**** Record list ****
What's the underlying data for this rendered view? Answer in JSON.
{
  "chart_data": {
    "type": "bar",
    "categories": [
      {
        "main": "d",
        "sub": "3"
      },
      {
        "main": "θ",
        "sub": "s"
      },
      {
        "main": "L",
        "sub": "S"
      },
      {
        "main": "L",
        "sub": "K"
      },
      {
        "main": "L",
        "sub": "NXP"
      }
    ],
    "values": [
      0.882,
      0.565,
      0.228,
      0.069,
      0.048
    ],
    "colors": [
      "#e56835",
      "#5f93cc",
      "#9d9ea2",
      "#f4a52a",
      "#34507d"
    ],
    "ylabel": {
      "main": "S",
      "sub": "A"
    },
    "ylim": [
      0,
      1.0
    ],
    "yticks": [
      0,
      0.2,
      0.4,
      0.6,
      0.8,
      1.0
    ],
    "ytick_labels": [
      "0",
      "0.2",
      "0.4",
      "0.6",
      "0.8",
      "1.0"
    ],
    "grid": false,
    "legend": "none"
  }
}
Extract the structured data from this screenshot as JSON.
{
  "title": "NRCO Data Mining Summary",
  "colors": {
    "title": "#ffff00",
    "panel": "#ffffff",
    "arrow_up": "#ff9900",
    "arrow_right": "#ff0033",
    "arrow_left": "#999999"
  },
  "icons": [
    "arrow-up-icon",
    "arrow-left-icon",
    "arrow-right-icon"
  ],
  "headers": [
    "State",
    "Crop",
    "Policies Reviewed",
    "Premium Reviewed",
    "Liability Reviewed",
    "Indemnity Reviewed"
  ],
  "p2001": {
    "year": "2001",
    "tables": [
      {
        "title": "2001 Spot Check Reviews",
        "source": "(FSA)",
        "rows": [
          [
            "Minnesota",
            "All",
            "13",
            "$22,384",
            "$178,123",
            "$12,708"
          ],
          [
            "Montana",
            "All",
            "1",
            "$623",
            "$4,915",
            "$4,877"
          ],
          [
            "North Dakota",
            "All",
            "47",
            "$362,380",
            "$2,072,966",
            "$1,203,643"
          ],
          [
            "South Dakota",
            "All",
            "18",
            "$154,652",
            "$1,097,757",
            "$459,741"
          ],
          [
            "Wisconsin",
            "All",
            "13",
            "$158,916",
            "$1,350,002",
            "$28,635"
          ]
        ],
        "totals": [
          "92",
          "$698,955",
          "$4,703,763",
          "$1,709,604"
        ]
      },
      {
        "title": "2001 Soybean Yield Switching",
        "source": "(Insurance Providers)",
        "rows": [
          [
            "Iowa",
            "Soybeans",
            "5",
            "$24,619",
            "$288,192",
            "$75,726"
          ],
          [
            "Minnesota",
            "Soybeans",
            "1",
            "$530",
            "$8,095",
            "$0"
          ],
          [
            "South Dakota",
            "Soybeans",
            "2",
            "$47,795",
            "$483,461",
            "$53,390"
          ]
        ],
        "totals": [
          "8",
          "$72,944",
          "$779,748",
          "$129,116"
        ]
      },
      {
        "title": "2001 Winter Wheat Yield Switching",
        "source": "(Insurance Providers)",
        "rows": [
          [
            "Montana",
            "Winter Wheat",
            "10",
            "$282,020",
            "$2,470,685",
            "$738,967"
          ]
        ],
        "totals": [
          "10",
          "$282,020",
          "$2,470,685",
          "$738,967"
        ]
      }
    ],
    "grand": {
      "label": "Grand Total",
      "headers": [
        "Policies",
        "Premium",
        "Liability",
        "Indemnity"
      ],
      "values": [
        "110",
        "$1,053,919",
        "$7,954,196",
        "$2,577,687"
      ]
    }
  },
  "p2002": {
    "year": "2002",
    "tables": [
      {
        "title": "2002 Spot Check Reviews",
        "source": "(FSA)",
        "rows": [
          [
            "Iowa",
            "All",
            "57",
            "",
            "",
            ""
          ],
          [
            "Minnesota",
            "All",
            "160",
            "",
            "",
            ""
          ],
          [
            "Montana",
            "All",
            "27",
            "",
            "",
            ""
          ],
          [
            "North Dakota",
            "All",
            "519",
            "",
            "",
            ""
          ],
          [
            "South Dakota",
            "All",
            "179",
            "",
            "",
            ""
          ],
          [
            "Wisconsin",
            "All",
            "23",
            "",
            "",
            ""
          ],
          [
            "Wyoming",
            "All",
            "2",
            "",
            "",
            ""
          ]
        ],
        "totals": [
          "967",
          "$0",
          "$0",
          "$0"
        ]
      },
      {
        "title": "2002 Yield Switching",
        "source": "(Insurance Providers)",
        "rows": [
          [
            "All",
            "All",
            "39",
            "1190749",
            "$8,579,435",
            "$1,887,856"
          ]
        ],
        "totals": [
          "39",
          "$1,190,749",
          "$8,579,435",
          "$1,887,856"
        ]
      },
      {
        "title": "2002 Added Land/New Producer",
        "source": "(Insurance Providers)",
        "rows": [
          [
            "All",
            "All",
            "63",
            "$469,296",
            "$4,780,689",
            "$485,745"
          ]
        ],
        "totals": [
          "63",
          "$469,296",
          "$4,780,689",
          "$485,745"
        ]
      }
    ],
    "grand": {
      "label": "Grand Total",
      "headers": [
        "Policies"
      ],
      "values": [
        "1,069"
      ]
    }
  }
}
****
**What is required**
Each of the records should be retyped exactly.

**Response below**
What's the underlying data for this rendered view? Answer in JSON.
{
  "chart_data": {
    "type": "bar",
    "categories": [
      {
        "main": "d",
        "sub": "3"
      },
      {
        "main": "θ",
        "sub": "s"
      },
      {
        "main": "L",
        "sub": "S"
      },
      {
        "main": "L",
        "sub": "K"
      },
      {
        "main": "L",
        "sub": "NXP"
      }
    ],
    "values": [
      0.882,
      0.565,
      0.228,
      0.069,
      0.048
    ],
    "colors": [
      "#e56835",
      "#5f93cc",
      "#9d9ea2",
      "#f4a52a",
      "#34507d"
    ],
    "ylabel": {
      "main": "S",
      "sub": "A"
    },
    "ylim": [
      0,
      1.0
    ],
    "yticks": [
      0,
      0.2,
      0.4,
      0.6,
      0.8,
      1.0
    ],
    "ytick_labels": [
      "0",
      "0.2",
      "0.4",
      "0.6",
      "0.8",
      "1.0"
    ],
    "grid": false,
    "legend": "none"
  }
}
Extract the structured data from this screenshot as JSON.
{
  "title": "NRCO Data Mining Summary",
  "colors": {
    "title": "#ffff00",
    "panel": "#ffffff",
    "arrow_up": "#ff9900",
    "arrow_right": "#ff0033",
    "arrow_left": "#999999"
  },
  "icons": [
    "arrow-up-icon",
    "arrow-left-icon",
    "arrow-right-icon"
  ],
  "headers": [
    "State",
    "Crop",
    "Policies Reviewed",
    "Premium Reviewed",
    "Liability Reviewed",
    "Indemnity Reviewed"
  ],
  "p2001": {
    "year": "2001",
    "tables": [
      {
        "title": "2001 Spot Check Reviews",
        "source": "(FSA)",
        "rows": [
          [
            "Minnesota",
            "All",
            "13",
            "$22,384",
            "$178,123",
            "$12,708"
          ],
          [
            "Montana",
            "All",
            "1",
            "$623",
            "$4,915",
            "$4,877"
          ],
          [
            "North Dakota",
            "All",
            "47",
            "$362,380",
            "$2,072,966",
            "$1,203,643"
          ],
          [
            "South Dakota",
            "All",
            "18",
            "$154,652",
            "$1,097,757",
            "$459,741"
          ],
          [
            "Wisconsin",
            "All",
            "13",
            "$158,916",
            "$1,350,002",
            "$28,635"
          ]
        ],
        "totals": [
          "92",
          "$698,955",
          "$4,703,763",
          "$1,709,604"
        ]
      },
      {
        "title": "2001 Soybean Yield Switching",
        "source": "(Insurance Providers)",
        "rows": [
          [
            "Iowa",
            "Soybeans",
            "5",
            "$24,619",
            "$288,192",
            "$75,726"
          ],
          [
            "Minnesota",
            "Soybeans",
            "1",
            "$530",
            "$8,095",
            "$0"
          ],
          [
            "South Dakota",
            "Soybeans",
            "2",
            "$47,795",
            "$483,461",
            "$53,390"
          ]
        ],
        "totals": [
          "8",
          "$72,944",
          "$779,748",
          "$129,116"
        ]
      },
      {
        "title": "2001 Winter Wheat Yield Switching",
        "source": "(Insurance Providers)",
        "rows": [
          [
            "Montana",
            "Winter Wheat",
            "10",
            "$282,020",
            "$2,470,685",
            "$738,967"
          ]
        ],
        "totals": [
          "10",
          "$282,020",
          "$2,470,685",
          "$738,967"
        ]
      }
    ],
    "grand": {
      "label": "Grand Total",
      "headers": [
        "Policies",
        "Premium",
        "Liability",
        "Indemnity"
      ],
      "values": [
        "110",
        "$1,053,919",
        "$7,954,196",
        "$2,577,687"
      ]
    }
  },
  "p2002": {
    "year": "2002",
    "tables": [
      {
        "title": "2002 Spot Check Reviews",
        "source": "(FSA)",
        "rows": [
          [
            "Iowa",
            "All",
            "57",
            "",
            "",
            ""
          ],
          [
            "Minnesota",
            "All",
            "160",
            "",
            "",
            ""
          ],
          [
            "Montana",
            "All",
            "27",
            "",
            "",
            ""
          ],
          [
            "North Dakota",
            "All",
            "519",
            "",
            "",
            ""
          ],
          [
            "South Dakota",
            "All",
            "179",
            "",
            "",
            ""
          ],
          [
            "Wisconsin",
            "All",
            "23",
            "",
            "",
            ""
          ],
          [
            "Wyoming",
            "All",
            "2",
            "",
            "",
            ""
          ]
        ],
        "totals": [
          "967",
          "$0",
          "$0",
          "$0"
        ]
      },
      {
        "title": "2002 Yield Switching",
        "source": "(Insurance Providers)",
        "rows": [
          [
            "All",
            "All",
            "39",
            "1190749",
            "$8,579,435",
            "$1,887,856"
          ]
        ],
        "totals": [
          "39",
          "$1,190,749",
          "$8,579,435",
          "$1,887,856"
        ]
      },
      {
        "title": "2002 Added Land/New Producer",
        "source": "(Insurance Providers)",
        "rows": [
          [
            "All",
            "All",
            "63",
            "$469,296",
            "$4,780,689",
            "$485,745"
          ]
        ],
        "totals": [
          "63",
          "$469,296",
          "$4,780,689",
          "$485,745"
        ]
      }
    ],
    "grand": {
      "label": "Grand Total",
      "headers": [
        "Policies"
      ],
      "values": [
        "1,069"
      ]
    }
  }
}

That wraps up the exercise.